Data excerpts:
==================================================

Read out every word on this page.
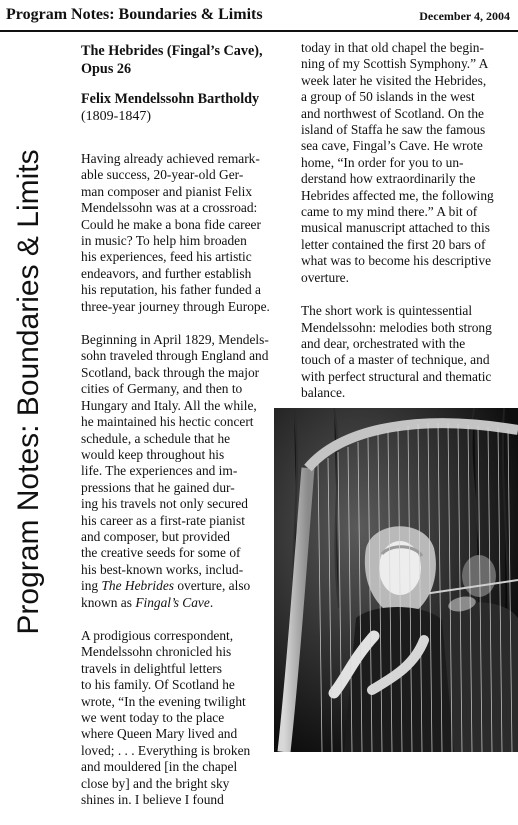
Program Notes: Boundaries & Limits	December 4, 2004
Program Notes: Boundaries & Limits
The Hebrides (Fingal’s Cave),
Opus 26
Felix Mendelssohn Bartholdy
(1809-1847)

Having already achieved remark-
able success, 20-year-old Ger-
man composer and pianist Felix
Mendelssohn was at a crossroad:
Could he make a bona fide career
in music? To help him broaden
his experiences, feed his artistic
endeavors, and further establish
his reputation, his father funded a
three-year journey through Europe.

Beginning in April 1829, Mendels-
sohn traveled through England and
Scotland, back through the major
cities of Germany, and then to
Hungary and Italy. All the while,
he maintained his hectic concert
schedule, a schedule that he
would keep throughout his
life. The experiences and im-
pressions that he gained dur-
ing his travels not only secured
his career as a first-rate pianist
and composer, but provided
the creative seeds for some of
his best-known works, includ-
ing The Hebrides overture, also
known as Fingal’s Cave.

A prodigious correspondent,
Mendelssohn chronicled his
travels in delightful letters
to his family. Of Scotland he
wrote, “In the evening twilight
we went today to the place
where Queen Mary lived and
loved; . . . Everything is broken
and mouldered [in the chapel
close by] and the bright sky
shines in. I believe I found

today in that old chapel the begin-
ning of my Scottish Symphony.” A
week later he visited the Hebrides,
a group of 50 islands in the west
and northwest of Scotland. On the
island of Staffa he saw the famous
sea cave, Fingal’s Cave. He wrote
home, “In order for you to un-
derstand how extraordinarily the
Hebrides affected me, the following
came to my mind there.” A bit of
musical manuscript attached to this
letter contained the first 20 bars of
what was to become his descriptive
overture.

The short work is quintessential
Mendelssohn: melodies both strong
and dear, orchestrated with the
touch of a master of technique, and
with perfect structural and thematic
balance.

==================================================

• **What to do**:
Reproduce every line of the listing above in which the string "that" appears.

• **Complete output**:
schedule, a schedule that he
pressions that he gained dur-
today in that old chapel the begin-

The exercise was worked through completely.